• [Dataset rows]:
************
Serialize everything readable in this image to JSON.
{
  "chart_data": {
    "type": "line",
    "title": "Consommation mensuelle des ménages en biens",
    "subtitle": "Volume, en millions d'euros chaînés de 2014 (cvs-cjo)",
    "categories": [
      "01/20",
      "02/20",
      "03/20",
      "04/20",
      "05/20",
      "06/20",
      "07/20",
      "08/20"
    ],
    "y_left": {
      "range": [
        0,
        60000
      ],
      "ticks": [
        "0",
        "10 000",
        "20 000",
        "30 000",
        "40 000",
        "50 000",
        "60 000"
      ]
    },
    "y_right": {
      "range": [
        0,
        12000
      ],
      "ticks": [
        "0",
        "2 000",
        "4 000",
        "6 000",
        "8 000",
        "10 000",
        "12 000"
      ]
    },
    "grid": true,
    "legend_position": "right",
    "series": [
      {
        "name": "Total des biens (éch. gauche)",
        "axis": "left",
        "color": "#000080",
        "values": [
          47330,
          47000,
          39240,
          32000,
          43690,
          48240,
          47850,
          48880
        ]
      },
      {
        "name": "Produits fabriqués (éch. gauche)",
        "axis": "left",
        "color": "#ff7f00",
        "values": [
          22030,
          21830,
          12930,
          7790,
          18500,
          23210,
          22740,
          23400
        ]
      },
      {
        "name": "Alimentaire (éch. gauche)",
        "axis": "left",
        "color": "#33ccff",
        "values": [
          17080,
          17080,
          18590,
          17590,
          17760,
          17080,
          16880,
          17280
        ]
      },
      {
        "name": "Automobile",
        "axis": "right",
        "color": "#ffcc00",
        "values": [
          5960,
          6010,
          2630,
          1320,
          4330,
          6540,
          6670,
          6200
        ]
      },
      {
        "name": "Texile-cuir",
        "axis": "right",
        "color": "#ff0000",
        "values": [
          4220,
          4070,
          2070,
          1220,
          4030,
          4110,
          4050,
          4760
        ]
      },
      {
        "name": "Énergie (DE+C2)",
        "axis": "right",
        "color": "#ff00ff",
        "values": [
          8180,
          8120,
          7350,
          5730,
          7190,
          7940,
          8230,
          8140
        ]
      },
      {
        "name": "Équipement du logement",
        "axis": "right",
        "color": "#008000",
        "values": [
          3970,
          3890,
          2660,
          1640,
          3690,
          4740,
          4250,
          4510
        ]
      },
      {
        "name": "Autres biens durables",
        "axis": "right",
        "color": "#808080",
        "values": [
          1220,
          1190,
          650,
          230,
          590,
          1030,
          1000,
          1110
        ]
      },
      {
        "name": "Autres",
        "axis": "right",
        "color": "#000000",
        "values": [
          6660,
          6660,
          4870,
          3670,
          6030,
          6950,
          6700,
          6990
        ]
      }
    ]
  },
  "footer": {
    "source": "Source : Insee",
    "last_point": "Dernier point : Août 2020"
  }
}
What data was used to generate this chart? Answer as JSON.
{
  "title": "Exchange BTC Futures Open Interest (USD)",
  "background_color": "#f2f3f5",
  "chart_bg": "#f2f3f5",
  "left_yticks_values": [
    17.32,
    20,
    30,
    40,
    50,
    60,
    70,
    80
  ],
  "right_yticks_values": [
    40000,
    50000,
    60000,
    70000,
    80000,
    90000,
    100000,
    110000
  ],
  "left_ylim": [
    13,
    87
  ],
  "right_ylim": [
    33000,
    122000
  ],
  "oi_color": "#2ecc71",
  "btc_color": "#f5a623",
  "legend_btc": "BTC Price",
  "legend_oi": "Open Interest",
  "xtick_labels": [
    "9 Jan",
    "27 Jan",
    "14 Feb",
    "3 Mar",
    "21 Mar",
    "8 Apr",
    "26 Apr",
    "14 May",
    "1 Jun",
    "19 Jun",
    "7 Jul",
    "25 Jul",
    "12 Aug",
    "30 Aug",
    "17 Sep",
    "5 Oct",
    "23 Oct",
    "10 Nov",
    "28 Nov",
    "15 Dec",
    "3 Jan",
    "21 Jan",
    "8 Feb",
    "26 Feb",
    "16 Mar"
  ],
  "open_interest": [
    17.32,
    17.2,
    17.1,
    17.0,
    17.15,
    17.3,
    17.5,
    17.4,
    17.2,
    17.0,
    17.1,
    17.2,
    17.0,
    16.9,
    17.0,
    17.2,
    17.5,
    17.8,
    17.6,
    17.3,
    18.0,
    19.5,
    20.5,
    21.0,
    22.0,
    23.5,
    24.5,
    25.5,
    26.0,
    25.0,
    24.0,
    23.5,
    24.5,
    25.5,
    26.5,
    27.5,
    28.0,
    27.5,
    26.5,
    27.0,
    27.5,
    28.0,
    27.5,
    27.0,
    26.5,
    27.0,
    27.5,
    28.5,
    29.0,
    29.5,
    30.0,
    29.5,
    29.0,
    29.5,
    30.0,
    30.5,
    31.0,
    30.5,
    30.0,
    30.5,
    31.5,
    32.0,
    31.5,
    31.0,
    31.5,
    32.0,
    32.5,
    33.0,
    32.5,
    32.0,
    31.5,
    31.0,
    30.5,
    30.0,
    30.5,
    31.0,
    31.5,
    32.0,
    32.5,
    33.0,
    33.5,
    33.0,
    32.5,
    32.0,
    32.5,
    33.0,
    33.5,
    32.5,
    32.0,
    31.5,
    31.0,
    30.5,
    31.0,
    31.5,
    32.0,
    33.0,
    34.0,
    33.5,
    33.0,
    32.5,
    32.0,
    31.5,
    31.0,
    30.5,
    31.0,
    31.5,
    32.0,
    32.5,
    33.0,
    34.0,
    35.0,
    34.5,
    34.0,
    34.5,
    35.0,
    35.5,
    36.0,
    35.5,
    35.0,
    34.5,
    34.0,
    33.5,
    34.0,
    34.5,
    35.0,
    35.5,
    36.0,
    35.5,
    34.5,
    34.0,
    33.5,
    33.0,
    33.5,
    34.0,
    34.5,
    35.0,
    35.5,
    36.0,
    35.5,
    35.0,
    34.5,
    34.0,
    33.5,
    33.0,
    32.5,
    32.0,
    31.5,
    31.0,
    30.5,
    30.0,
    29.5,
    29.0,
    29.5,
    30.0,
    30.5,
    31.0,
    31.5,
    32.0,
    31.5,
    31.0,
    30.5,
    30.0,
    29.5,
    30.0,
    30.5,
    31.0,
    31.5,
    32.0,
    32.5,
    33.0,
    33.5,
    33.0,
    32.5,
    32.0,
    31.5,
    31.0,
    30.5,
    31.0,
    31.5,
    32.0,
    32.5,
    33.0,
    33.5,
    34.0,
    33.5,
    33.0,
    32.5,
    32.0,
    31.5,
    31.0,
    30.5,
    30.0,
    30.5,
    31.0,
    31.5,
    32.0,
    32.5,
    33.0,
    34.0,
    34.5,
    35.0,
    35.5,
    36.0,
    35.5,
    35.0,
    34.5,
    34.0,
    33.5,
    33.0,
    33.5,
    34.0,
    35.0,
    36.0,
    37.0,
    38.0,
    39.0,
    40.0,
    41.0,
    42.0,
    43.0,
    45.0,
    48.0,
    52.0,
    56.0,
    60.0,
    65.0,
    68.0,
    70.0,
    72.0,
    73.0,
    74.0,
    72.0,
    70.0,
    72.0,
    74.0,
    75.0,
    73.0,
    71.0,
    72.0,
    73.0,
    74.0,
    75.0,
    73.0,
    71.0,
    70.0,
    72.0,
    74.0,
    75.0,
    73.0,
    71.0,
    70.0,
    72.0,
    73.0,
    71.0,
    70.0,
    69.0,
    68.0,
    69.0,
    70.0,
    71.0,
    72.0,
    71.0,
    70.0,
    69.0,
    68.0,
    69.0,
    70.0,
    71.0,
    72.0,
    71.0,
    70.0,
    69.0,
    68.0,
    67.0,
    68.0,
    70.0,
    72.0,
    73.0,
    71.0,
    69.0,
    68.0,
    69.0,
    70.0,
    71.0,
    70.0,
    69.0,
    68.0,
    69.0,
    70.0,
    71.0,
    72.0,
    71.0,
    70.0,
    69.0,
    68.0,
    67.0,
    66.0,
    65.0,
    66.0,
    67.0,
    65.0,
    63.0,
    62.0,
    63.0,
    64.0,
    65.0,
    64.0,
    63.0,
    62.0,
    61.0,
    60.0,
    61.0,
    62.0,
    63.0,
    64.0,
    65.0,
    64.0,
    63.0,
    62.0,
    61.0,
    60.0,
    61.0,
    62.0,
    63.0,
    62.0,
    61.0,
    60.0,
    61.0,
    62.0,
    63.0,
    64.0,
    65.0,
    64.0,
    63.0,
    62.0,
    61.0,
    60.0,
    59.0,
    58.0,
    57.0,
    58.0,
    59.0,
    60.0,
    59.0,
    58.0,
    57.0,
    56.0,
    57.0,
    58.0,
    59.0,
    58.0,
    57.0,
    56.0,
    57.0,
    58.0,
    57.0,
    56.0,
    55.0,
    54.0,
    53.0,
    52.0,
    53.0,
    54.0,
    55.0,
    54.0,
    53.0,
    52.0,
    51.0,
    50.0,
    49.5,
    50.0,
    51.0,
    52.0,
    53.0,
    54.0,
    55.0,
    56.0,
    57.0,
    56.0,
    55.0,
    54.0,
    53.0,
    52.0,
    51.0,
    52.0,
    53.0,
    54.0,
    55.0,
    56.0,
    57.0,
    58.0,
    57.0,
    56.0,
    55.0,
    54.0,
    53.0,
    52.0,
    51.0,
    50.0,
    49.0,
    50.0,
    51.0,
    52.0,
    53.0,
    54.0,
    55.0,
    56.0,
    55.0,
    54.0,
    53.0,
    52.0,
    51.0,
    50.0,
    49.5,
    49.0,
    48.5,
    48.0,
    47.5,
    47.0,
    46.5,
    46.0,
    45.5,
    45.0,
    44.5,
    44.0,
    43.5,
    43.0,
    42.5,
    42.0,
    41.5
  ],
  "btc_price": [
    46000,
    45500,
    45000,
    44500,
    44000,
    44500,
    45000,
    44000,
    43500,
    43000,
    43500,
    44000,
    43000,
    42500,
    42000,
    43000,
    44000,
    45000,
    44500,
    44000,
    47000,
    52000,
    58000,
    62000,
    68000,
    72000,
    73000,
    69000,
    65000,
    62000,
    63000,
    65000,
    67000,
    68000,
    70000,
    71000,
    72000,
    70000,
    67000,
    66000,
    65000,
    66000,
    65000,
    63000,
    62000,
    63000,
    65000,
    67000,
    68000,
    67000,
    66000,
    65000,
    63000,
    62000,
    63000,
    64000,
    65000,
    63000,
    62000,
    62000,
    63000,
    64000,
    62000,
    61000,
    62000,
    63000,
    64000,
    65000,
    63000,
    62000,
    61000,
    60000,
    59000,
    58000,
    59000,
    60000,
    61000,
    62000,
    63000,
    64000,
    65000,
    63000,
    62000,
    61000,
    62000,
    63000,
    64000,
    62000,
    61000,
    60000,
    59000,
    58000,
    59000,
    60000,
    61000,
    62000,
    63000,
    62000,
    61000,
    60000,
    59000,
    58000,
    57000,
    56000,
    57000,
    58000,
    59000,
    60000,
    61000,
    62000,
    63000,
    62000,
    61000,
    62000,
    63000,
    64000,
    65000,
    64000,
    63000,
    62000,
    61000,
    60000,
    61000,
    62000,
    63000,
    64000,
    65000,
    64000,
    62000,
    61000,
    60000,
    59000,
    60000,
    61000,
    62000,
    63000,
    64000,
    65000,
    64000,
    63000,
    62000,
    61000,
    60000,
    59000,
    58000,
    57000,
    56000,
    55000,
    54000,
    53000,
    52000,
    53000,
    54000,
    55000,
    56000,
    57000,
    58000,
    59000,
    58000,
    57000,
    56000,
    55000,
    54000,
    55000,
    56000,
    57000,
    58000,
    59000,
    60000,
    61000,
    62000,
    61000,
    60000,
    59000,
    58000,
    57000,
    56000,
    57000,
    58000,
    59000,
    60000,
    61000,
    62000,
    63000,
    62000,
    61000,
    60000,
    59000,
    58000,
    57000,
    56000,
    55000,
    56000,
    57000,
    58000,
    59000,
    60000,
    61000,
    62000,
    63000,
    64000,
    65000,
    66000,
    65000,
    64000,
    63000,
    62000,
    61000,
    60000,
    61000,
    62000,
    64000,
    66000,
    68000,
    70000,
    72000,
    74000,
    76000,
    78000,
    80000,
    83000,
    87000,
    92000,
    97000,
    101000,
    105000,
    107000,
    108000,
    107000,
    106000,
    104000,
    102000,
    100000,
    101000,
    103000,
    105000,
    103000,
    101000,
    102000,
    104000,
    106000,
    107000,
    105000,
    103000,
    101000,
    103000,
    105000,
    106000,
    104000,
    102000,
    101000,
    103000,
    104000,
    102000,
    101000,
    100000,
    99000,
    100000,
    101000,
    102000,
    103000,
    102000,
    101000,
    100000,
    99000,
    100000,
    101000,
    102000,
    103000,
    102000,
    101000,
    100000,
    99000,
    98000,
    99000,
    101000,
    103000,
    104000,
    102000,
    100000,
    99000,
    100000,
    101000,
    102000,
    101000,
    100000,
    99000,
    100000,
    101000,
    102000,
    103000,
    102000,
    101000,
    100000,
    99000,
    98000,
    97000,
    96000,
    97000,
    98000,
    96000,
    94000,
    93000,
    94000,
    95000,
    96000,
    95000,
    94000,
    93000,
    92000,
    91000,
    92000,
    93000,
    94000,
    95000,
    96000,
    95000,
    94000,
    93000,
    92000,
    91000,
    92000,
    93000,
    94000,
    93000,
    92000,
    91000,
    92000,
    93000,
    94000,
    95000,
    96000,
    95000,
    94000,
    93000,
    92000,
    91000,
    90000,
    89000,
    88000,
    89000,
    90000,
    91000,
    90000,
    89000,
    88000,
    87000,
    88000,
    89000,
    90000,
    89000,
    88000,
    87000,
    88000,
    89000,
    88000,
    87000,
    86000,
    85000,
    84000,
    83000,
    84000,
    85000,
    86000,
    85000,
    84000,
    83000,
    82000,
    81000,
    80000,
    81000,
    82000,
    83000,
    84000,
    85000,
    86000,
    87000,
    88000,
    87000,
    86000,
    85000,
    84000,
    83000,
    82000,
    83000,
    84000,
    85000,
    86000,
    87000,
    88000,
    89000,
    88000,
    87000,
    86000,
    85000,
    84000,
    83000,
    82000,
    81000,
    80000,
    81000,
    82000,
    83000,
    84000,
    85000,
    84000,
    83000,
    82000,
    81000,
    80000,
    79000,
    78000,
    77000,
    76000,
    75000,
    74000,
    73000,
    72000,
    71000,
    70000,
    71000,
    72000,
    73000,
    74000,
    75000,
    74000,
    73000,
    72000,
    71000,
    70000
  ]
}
************
• [What the task requires]:
Looking at the records above, tally the lines holding "JSON" and reply with that number only.

• [Result of the task]:
2